QUÉ SE PIDE ->
**1)** Reescribe el pasaje del texto sobre la participación política de los ministros comenzando en "Ojeda menciona que" y continuando hasta "riesgos que implica.". Sustituye "tapujo" por "reparo".
**2)** Traduce al inglés esta oración del texto sobre la participación política de los ministros: "Benedetti sería el jefe de cartera que más se repite en las denuncias, debido a sus frecuentes pronunciamientos en redes sociales."

TEXTO DEL EJERCICIO ->
- - - - -

Esta práctica no se ha quedado solo en el primer Mandatario, sino que se ha extendido a otros miembros de su gabinete. El procurador Gregorio Eljach advirtió que varios jefes de carteras ya están bajo la lupa de la entidad para determinar si se ha usado el aparato estatal para favorecer a alguna campaña. Se estima que pasan de 80 los señalados. Entre los investigados están Armando Benedetti, ministro del Interior; María Fernanda Rojas, ministra de Transporte; Antonio Sanguino, ministro de Trabajo, y Luis Eduardo Montealegre, exministro de Justicia. Benedetti sería el jefe de cartera que más se repite en las denuncias, debido a sus frecuentes pronunciamientos en redes sociales. Rojas es señalada de sostener un cartel en apoyo al partido Alianza Verde mientras hacía parte de un foro académico en la Universidad Nacional en Manizales en 2025. Sanguino también ha 'pecado' en redes sociales, especialmente al comentar una publicación sobre una unión entre los expresidentes Álvaro Uribe y César Gaviria: 'La alianza de la parapolítica y el neoliberalismo…'.

Ojeda menciona que se ve a un ministro como Benedetti que ha participado activamente en política, hace señalamientos y cuestionamientos, y en el que se puede identificar fácilmente cuál es la opción que apoya. Eso también ocurre con otros ministros, como el de Educación, y es la forma tan visible, con tan poca opacidad, sin ningún tapujo y de manera reconocible, que llama la atención, teniendo en cuenta los riesgos que implica.

Impacto en la equidad de la contienda

El docente Garzón responde que en las democracias en las que un presidente puede ser reelecto o tiene un candidato, sin importar si es popular o impopular, la balanza queda un poco desequilibrada porque finalmente el aparato del Estado es muy grande, los recursos financieros y mediáticos son mayores de los que puede tener otro candidato, campaña o partido político. Aclara que no necesariamente significa que más gente vaya a decidir votar por Cepeda simplemente porque Petro tuitea en contra de Paloma Valencia o Abelardo de la Espriella, pero sí altera el proceso, lo desequilibra, por la magnitud de la capacidad mediática que tiene un gobierno en ejercicio.

En opinión de Ojeda, si bien este no es un riesgo que haya aparecido con el actual Mandatario, está ahí, le favorece y le da opción y viabilidad para que su candidato apoyado tenga más chance de ser elegido presidente y vicepresidenta. Yarce añade que definitivamente hay un riesgo materializado que ya ha desequilibrado por completo la balanza de la contienda electoral. Explica que hay una estructura política que, con mucha cautela, inteligencia y conocimiento de esa franja gris que existe dentro del quehacer misional y la participación real en la política, están moviendo los medios públicos y las redes institucionales en pro de favorecer a un candidato. Indica que no es en vano que el Presidente de la República, en plena Ley de Garantías, haya obligado a todas las entidades nacionales centralizadas y descentralizadas a contratar la pauta publicitaria necesaria para dar crédito de los logros obtenidos por su administración, porque esto de alguna manera sirve de base para el discurso del continuismo.

- - - - -

MATERIAL DE DATOS ->
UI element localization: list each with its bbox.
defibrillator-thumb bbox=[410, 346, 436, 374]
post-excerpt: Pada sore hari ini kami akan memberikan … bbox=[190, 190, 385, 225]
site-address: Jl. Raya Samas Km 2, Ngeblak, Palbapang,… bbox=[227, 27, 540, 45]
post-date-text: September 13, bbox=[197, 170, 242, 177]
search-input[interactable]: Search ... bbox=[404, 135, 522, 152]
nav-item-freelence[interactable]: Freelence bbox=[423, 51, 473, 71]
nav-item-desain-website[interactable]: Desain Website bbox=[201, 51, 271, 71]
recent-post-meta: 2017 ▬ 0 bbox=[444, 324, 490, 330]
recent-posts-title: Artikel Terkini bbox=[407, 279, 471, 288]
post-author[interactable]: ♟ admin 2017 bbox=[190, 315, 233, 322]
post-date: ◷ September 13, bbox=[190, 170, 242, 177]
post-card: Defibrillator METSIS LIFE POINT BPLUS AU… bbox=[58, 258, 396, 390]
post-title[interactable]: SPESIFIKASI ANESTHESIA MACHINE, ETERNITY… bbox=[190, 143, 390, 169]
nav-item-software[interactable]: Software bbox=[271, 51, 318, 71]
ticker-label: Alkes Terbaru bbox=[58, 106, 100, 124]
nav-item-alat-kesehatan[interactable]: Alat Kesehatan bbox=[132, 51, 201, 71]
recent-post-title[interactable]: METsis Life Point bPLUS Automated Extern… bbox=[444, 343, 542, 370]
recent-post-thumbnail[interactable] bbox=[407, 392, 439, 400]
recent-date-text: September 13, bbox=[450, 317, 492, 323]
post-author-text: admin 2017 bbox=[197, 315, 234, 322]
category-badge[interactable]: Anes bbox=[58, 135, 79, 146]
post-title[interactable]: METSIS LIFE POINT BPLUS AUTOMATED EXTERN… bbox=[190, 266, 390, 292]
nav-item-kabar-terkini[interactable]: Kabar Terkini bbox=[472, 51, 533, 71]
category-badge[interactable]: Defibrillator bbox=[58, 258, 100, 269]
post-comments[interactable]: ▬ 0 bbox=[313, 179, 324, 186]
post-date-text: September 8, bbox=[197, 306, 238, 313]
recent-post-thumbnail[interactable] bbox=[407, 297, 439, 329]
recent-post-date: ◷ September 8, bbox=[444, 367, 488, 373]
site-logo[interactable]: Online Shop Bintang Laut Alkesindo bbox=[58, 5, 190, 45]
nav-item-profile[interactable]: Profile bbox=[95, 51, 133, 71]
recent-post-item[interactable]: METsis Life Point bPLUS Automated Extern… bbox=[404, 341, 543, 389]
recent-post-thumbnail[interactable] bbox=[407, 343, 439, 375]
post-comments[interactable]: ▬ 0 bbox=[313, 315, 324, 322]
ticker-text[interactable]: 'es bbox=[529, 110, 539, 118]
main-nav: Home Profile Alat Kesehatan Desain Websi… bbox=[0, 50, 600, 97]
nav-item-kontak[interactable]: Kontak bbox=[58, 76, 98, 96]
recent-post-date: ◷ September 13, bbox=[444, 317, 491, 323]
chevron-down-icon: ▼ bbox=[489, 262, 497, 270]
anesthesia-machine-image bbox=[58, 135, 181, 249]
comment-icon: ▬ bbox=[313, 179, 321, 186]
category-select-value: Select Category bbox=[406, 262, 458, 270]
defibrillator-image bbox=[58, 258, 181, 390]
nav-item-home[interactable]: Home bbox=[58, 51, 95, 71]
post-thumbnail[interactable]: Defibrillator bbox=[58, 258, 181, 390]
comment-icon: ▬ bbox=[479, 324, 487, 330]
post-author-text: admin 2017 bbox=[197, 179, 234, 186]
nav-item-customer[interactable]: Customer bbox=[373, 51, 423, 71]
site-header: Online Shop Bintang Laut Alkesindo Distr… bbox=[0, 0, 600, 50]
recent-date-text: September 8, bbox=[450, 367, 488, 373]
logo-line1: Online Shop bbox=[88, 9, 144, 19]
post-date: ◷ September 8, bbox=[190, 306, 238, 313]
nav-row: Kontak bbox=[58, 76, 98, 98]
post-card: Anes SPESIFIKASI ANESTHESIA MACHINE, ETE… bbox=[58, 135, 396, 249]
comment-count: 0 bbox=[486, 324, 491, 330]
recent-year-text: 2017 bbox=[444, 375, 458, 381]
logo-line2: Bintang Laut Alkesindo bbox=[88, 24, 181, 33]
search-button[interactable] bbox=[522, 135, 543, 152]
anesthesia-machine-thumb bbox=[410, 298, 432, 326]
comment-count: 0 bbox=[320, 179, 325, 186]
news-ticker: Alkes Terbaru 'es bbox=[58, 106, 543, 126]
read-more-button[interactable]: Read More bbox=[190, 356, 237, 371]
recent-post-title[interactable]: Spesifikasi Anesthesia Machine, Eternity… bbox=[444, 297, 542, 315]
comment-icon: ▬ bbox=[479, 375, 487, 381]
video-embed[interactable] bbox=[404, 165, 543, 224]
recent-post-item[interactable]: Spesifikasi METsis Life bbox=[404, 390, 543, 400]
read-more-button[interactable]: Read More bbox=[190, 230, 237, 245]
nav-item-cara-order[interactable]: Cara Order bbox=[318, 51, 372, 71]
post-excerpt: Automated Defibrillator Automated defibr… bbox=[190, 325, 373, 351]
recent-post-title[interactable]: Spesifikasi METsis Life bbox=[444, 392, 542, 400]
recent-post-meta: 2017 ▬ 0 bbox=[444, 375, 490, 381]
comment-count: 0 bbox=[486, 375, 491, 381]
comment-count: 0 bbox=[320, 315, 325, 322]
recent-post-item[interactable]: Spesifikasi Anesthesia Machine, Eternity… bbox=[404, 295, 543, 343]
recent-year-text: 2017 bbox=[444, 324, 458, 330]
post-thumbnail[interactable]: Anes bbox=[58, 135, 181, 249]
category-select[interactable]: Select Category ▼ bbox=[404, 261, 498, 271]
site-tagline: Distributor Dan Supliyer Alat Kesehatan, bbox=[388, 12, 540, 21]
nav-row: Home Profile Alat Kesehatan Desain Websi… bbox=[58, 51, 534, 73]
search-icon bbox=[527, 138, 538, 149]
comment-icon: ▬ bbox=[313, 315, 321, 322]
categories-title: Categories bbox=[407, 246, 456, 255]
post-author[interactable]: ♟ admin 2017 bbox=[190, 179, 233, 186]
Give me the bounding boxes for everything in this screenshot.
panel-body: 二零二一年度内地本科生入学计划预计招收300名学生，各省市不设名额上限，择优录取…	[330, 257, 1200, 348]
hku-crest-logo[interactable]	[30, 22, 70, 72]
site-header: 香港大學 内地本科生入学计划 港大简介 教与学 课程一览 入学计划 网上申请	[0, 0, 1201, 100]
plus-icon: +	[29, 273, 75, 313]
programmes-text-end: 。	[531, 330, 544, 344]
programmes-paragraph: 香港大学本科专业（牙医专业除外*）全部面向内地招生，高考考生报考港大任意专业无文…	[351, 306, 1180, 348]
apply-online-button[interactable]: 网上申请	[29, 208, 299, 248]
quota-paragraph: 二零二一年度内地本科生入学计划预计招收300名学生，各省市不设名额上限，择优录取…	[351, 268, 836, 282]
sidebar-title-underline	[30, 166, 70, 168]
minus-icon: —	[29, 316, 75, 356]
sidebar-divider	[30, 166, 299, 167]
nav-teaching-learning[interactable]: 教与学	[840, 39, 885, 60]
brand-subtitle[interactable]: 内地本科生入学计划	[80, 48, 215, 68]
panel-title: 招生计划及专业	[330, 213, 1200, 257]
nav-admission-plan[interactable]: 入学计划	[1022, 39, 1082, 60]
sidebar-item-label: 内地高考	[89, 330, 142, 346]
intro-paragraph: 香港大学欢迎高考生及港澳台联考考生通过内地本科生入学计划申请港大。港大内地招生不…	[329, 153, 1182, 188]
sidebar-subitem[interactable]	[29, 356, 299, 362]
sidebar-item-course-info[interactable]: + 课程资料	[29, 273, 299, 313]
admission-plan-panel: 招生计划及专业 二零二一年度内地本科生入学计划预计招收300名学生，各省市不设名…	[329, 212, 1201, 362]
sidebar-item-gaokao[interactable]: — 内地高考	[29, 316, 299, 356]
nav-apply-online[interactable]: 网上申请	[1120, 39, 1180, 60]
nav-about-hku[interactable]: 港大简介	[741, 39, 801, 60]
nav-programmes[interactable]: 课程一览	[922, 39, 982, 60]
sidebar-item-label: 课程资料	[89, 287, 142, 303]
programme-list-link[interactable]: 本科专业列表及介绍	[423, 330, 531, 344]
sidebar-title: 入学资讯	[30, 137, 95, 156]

- - - - -

RESPUESTAS DEL EJERCICIO ->
**1)**
Ojeda menciona que se ve a un ministro como Benedetti que ha participado activamente en política, hace señalamientos y cuestionamientos, y en el que se puede identificar fácilmente cuál es la opción que apoya. Eso también ocurre con otros ministros, como el de Educación, y es la forma tan visible, con tan poca opacidad, sin ningún reparo y de manera reconocible, que llama la atención, teniendo en cuenta los riesgos que implica.

**2)** Benedetti is reportedly the cabinet head who appears most often in the complaints, owing to his frequent statements on social media.